Stated problem: Identify all lines in the listing that include the word "novità", and copy them out.

(Saved entries)
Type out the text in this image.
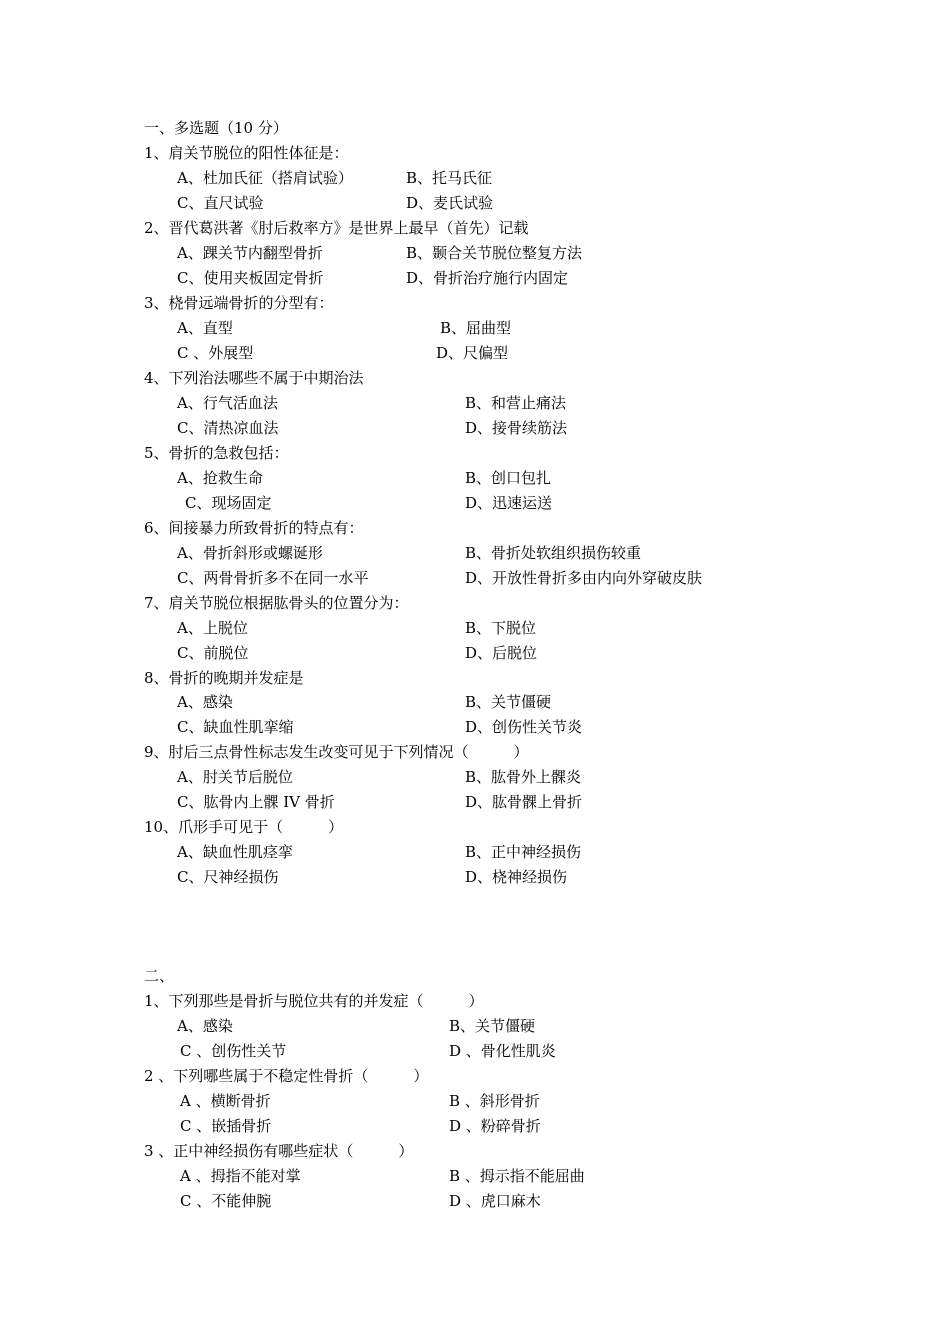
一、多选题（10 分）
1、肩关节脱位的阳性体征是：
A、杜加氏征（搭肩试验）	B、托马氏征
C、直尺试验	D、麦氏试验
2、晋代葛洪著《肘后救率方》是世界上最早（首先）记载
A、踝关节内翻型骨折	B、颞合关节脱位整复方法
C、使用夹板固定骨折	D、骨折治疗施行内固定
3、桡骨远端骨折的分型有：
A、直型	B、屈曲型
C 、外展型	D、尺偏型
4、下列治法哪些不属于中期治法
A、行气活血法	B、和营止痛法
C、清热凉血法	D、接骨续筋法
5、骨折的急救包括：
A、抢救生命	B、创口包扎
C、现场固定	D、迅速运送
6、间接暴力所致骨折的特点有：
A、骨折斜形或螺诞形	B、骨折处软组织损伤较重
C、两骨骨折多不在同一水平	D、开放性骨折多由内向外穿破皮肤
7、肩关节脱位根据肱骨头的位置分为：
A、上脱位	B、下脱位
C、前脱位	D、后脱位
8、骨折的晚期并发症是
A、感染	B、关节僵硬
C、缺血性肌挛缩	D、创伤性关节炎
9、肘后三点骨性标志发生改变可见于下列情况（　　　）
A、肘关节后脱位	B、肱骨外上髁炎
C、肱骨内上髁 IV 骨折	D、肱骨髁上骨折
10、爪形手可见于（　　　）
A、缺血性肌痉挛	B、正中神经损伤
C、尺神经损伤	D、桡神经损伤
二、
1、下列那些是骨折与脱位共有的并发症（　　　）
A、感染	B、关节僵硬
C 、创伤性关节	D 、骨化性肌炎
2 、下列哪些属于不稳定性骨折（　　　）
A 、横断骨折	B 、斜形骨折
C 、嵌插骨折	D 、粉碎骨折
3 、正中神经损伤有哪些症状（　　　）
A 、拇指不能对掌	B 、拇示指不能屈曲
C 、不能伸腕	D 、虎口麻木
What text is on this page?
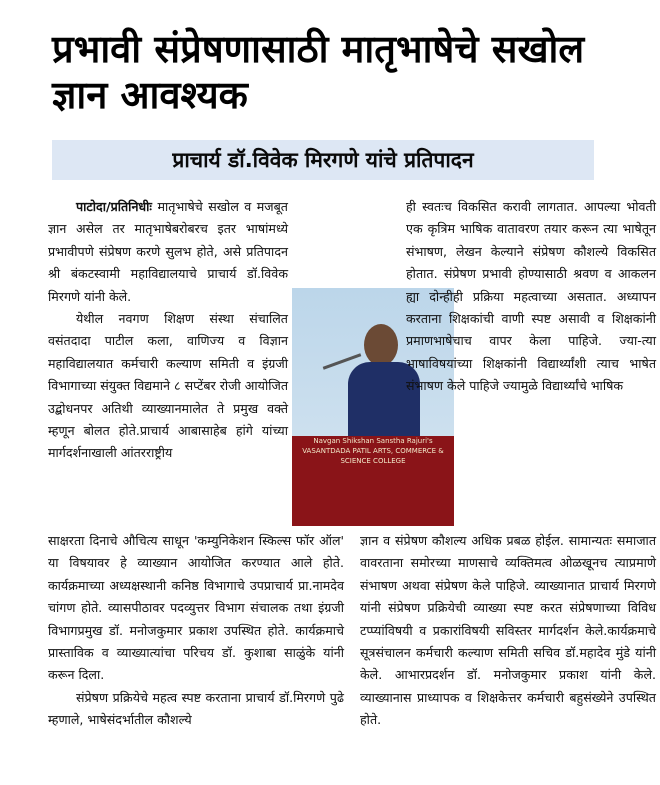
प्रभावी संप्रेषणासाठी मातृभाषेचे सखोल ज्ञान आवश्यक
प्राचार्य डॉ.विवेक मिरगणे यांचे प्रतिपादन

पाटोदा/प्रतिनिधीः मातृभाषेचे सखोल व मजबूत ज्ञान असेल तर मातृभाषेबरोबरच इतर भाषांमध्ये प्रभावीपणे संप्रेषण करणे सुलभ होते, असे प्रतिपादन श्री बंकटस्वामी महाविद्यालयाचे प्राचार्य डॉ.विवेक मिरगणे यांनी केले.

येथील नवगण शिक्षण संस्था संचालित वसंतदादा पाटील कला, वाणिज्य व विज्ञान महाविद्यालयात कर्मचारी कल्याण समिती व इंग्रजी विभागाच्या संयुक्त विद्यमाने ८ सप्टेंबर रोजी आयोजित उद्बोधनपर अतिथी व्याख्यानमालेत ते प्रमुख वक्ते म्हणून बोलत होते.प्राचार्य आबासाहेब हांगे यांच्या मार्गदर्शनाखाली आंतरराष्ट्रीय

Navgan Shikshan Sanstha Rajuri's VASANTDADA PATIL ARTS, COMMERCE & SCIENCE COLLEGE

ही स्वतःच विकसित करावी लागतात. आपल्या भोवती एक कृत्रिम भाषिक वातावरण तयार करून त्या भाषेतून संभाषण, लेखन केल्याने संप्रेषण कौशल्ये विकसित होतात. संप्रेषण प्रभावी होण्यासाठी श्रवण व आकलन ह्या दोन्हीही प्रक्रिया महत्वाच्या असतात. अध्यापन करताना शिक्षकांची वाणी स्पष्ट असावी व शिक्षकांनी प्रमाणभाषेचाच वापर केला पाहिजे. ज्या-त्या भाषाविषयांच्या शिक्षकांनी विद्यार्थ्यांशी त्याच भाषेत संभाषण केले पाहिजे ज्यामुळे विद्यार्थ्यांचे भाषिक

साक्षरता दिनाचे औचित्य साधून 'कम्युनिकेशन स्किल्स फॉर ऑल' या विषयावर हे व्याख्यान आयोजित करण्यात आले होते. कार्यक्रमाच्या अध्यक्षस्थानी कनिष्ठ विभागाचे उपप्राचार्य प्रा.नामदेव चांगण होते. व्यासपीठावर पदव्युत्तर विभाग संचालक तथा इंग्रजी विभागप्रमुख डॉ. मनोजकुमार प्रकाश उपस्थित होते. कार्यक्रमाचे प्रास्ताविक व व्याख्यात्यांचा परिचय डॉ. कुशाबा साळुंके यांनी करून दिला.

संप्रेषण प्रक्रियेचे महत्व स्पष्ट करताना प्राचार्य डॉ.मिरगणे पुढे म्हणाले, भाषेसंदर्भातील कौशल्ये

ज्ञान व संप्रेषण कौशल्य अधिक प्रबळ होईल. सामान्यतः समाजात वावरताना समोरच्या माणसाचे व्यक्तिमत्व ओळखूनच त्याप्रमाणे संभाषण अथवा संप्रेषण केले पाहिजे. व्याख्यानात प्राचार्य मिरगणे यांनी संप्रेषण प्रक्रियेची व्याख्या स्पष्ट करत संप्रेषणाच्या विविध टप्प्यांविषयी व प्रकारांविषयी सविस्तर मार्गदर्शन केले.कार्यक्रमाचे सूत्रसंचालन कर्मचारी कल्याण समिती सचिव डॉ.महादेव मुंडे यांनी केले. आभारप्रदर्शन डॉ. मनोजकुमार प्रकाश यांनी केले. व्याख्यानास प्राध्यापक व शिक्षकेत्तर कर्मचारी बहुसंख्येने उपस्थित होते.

---

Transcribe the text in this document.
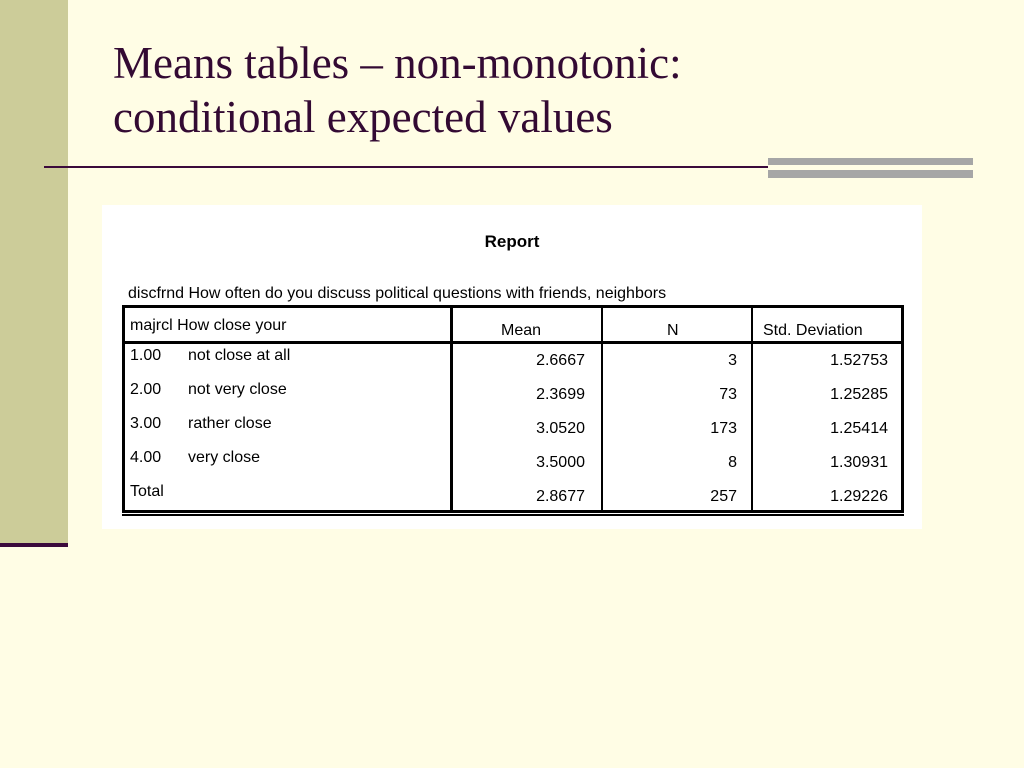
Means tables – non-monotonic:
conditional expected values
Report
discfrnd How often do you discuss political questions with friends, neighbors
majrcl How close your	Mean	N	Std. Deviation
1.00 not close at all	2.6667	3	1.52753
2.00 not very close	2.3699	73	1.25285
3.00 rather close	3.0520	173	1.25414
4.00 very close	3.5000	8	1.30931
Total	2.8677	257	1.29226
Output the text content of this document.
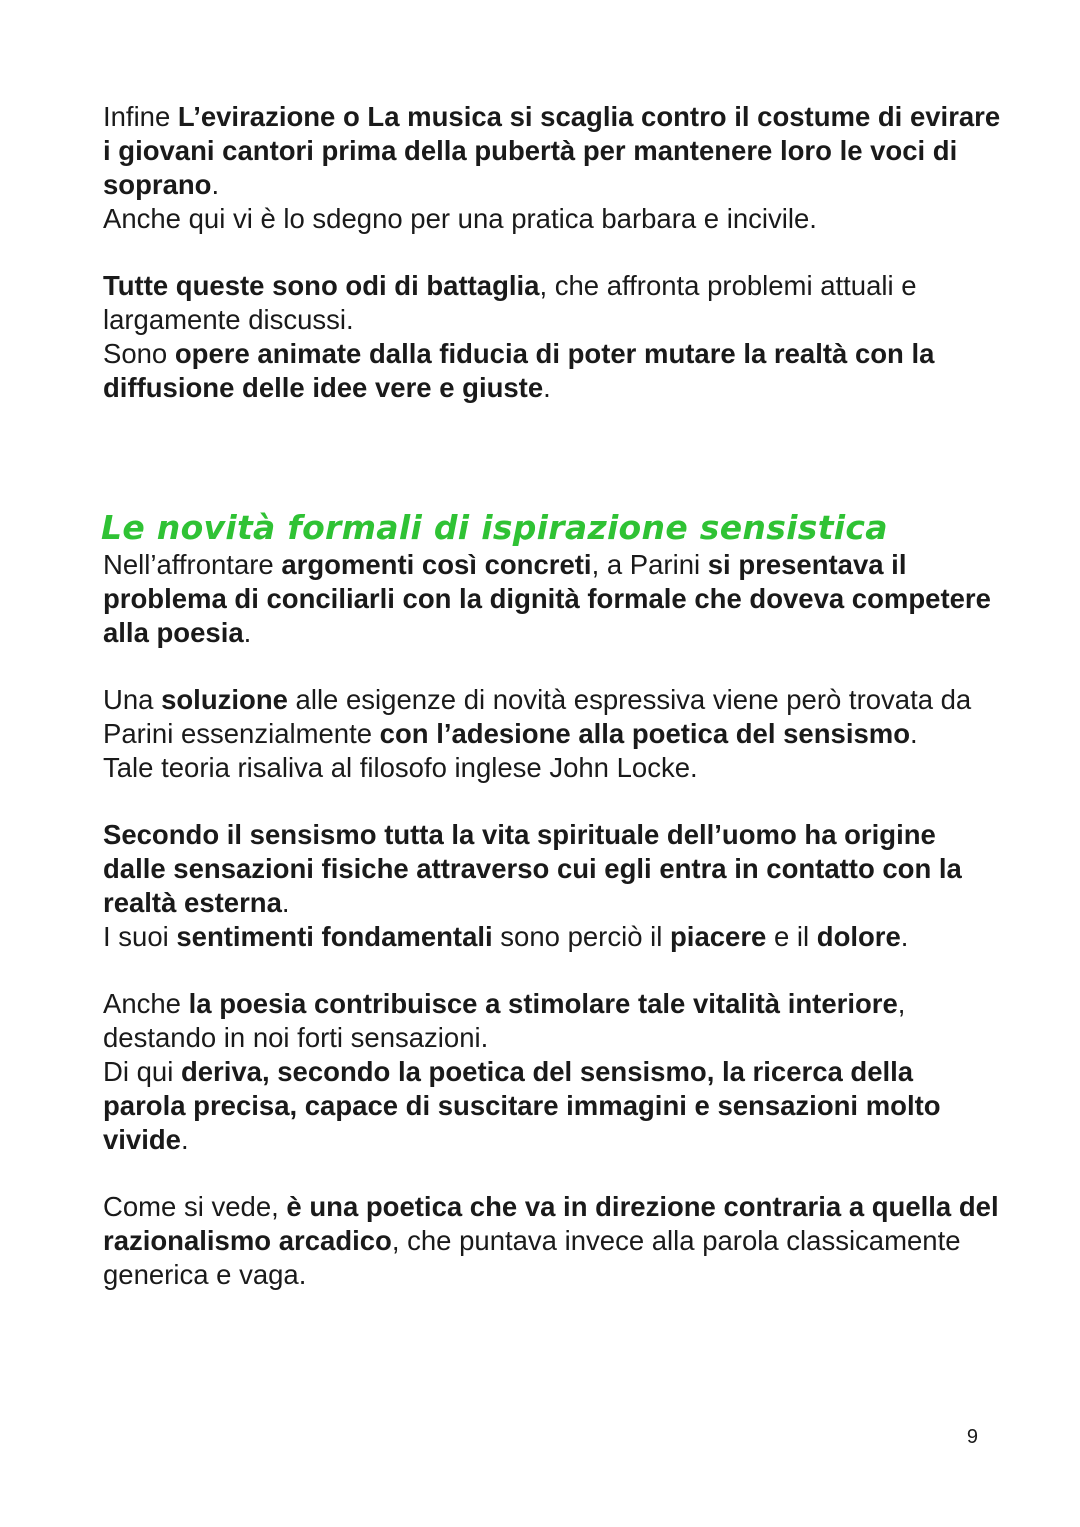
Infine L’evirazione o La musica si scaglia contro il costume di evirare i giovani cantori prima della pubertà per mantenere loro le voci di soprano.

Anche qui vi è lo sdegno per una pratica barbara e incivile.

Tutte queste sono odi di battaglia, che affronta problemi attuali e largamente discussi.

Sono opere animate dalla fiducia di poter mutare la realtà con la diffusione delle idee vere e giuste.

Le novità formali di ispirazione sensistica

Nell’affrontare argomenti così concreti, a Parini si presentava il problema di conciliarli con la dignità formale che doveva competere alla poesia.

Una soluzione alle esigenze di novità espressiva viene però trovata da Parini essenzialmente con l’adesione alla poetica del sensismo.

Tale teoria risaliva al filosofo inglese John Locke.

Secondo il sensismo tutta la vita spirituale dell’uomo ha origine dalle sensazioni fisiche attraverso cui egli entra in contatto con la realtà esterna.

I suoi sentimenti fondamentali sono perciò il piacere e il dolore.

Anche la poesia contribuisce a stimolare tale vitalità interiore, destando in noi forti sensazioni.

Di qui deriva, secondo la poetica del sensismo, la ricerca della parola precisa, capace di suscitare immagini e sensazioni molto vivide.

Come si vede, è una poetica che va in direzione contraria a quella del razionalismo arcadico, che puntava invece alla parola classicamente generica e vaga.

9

Answer below:
Le novità formali di ispirazione sensistica
Una soluzione alle esigenze di novità espressiva viene però trovata da Parini essenzialmente con l’adesione alla poetica del sensismo.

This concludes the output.